▶ _EXERCISE DIRECTIONS_
Locate and copy all lines bearing the word "JSON".

▶ _DATASET RECORDS_

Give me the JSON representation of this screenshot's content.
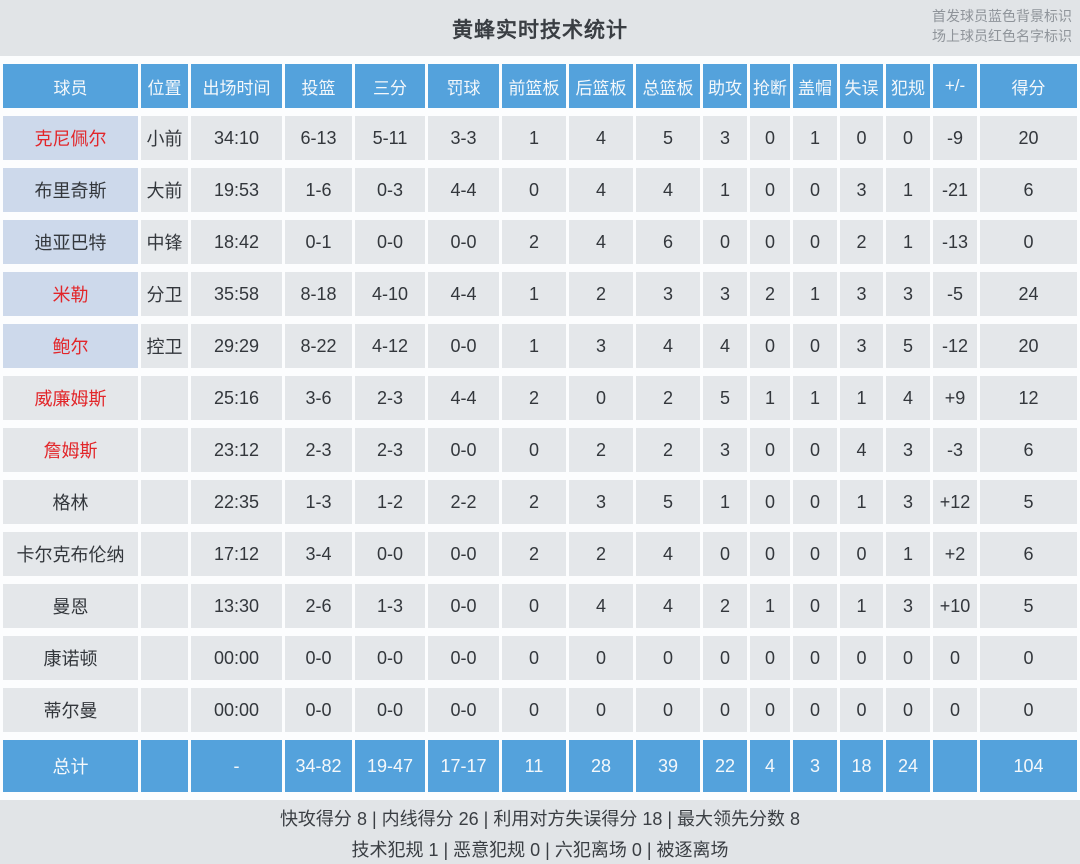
{
  "title": "黄蜂实时技术统计",
  "legend": {
    "starter_note": "首发球员蓝色背景标识",
    "oncourt_note": "场上球员红色名字标识"
  },
  "colors": {
    "header_blue": "#54a2dc",
    "starter_cell_bg": "#cdd9eb",
    "cell_bg": "#e4e7ea",
    "oncourt_name_red": "#e2262a",
    "page_bg": "#e1e4e7"
  },
  "table": {
    "columns": [
      "球员",
      "位置",
      "出场时间",
      "投篮",
      "三分",
      "罚球",
      "前篮板",
      "后篮板",
      "总篮板",
      "助攻",
      "抢断",
      "盖帽",
      "失误",
      "犯规",
      "+/-",
      "得分"
    ],
    "rows": [
      {
        "name": "克尼佩尔",
        "starter": true,
        "on_court": true,
        "cells": [
          "小前",
          "34:10",
          "6-13",
          "5-11",
          "3-3",
          "1",
          "4",
          "5",
          "3",
          "0",
          "1",
          "0",
          "0",
          "-9",
          "20"
        ]
      },
      {
        "name": "布里奇斯",
        "starter": true,
        "on_court": false,
        "cells": [
          "大前",
          "19:53",
          "1-6",
          "0-3",
          "4-4",
          "0",
          "4",
          "4",
          "1",
          "0",
          "0",
          "3",
          "1",
          "-21",
          "6"
        ]
      },
      {
        "name": "迪亚巴特",
        "starter": true,
        "on_court": false,
        "cells": [
          "中锋",
          "18:42",
          "0-1",
          "0-0",
          "0-0",
          "2",
          "4",
          "6",
          "0",
          "0",
          "0",
          "2",
          "1",
          "-13",
          "0"
        ]
      },
      {
        "name": "米勒",
        "starter": true,
        "on_court": true,
        "cells": [
          "分卫",
          "35:58",
          "8-18",
          "4-10",
          "4-4",
          "1",
          "2",
          "3",
          "3",
          "2",
          "1",
          "3",
          "3",
          "-5",
          "24"
        ]
      },
      {
        "name": "鲍尔",
        "starter": true,
        "on_court": true,
        "cells": [
          "控卫",
          "29:29",
          "8-22",
          "4-12",
          "0-0",
          "1",
          "3",
          "4",
          "4",
          "0",
          "0",
          "3",
          "5",
          "-12",
          "20"
        ]
      },
      {
        "name": "威廉姆斯",
        "starter": false,
        "on_court": true,
        "cells": [
          "",
          "25:16",
          "3-6",
          "2-3",
          "4-4",
          "2",
          "0",
          "2",
          "5",
          "1",
          "1",
          "1",
          "4",
          "+9",
          "12"
        ]
      },
      {
        "name": "詹姆斯",
        "starter": false,
        "on_court": true,
        "cells": [
          "",
          "23:12",
          "2-3",
          "2-3",
          "0-0",
          "0",
          "2",
          "2",
          "3",
          "0",
          "0",
          "4",
          "3",
          "-3",
          "6"
        ]
      },
      {
        "name": "格林",
        "starter": false,
        "on_court": false,
        "cells": [
          "",
          "22:35",
          "1-3",
          "1-2",
          "2-2",
          "2",
          "3",
          "5",
          "1",
          "0",
          "0",
          "1",
          "3",
          "+12",
          "5"
        ]
      },
      {
        "name": "卡尔克布伦纳",
        "starter": false,
        "on_court": false,
        "cells": [
          "",
          "17:12",
          "3-4",
          "0-0",
          "0-0",
          "2",
          "2",
          "4",
          "0",
          "0",
          "0",
          "0",
          "1",
          "+2",
          "6"
        ]
      },
      {
        "name": "曼恩",
        "starter": false,
        "on_court": false,
        "cells": [
          "",
          "13:30",
          "2-6",
          "1-3",
          "0-0",
          "0",
          "4",
          "4",
          "2",
          "1",
          "0",
          "1",
          "3",
          "+10",
          "5"
        ]
      },
      {
        "name": "康诺顿",
        "starter": false,
        "on_court": false,
        "cells": [
          "",
          "00:00",
          "0-0",
          "0-0",
          "0-0",
          "0",
          "0",
          "0",
          "0",
          "0",
          "0",
          "0",
          "0",
          "0",
          "0"
        ]
      },
      {
        "name": "蒂尔曼",
        "starter": false,
        "on_court": false,
        "cells": [
          "",
          "00:00",
          "0-0",
          "0-0",
          "0-0",
          "0",
          "0",
          "0",
          "0",
          "0",
          "0",
          "0",
          "0",
          "0",
          "0"
        ]
      }
    ],
    "totals": {
      "label": "总计",
      "cells": [
        "",
        "-",
        "34-82",
        "19-47",
        "17-17",
        "11",
        "28",
        "39",
        "22",
        "4",
        "3",
        "18",
        "24",
        "",
        "104"
      ]
    }
  },
  "footer": {
    "team_stats_line": "快攻得分 8 | 内线得分 26 | 利用对方失误得分 18 | 最大领先分数 8",
    "fouls_line": "技术犯规 1 | 恶意犯规 0 | 六犯离场 0 | 被逐离场"
  }
}
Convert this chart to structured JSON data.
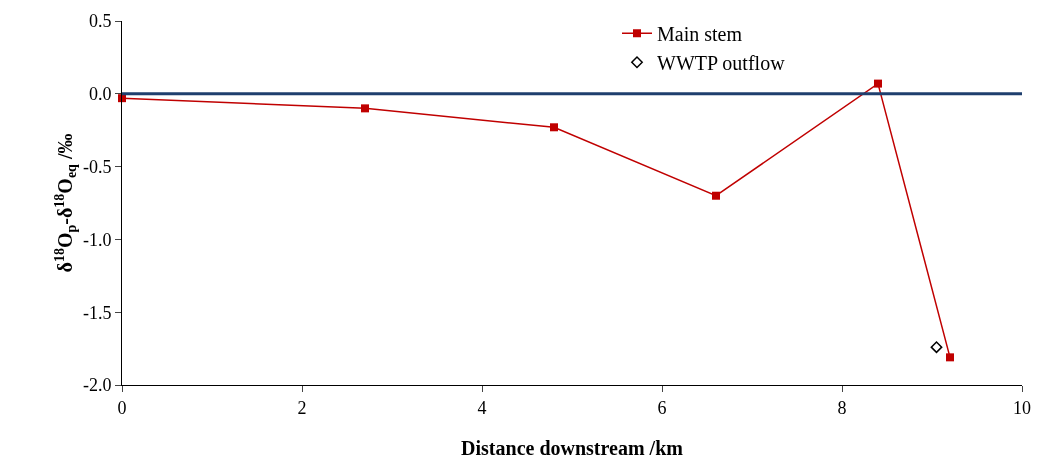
{
  "chart_data": {
    "type": "line",
    "xlabel": "Distance downstream /km",
    "ylabel": "δ$^{18}$O$_{p}$-δ$^{18}$O$_{eq}$ /‰",
    "xlim": [
      0,
      10
    ],
    "xticks": [
      0,
      2,
      4,
      6,
      8,
      10
    ],
    "ylim": [
      -2.0,
      0.5
    ],
    "yticks": [
      {
        "value": -2.0,
        "label": "-2.0"
      },
      {
        "value": -1.5,
        "label": "-1.5"
      },
      {
        "value": -1.0,
        "label": "-1.0"
      },
      {
        "value": -0.5,
        "label": "-0.5"
      },
      {
        "value": 0,
        "label": "0.0"
      },
      {
        "value": 0.5,
        "label": "0.5"
      }
    ],
    "series": [
      {
        "name": "Main stem",
        "color": "#c00000",
        "marker": "square",
        "x": [
          0,
          2.7,
          4.8,
          6.6,
          8.4,
          9.2
        ],
        "values": [
          -0.03,
          -0.1,
          -0.23,
          -0.7,
          0.07,
          -1.81
        ]
      },
      {
        "name": "WWTP outflow",
        "type": "scatter",
        "color": "#000000",
        "marker": "diamond",
        "x": [
          9.05
        ],
        "values": [
          -1.74
        ]
      }
    ],
    "ref_lines": [
      {
        "axis": "y",
        "value": 0,
        "color": "#1f3f6e",
        "line_style": "solid"
      }
    ],
    "grid": false,
    "legend": "top right"
  }
}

▶ _EXERCISE ANSWER_
Give me the JSON representation of this screenshot's content.
Convert this chart to structured JSON data.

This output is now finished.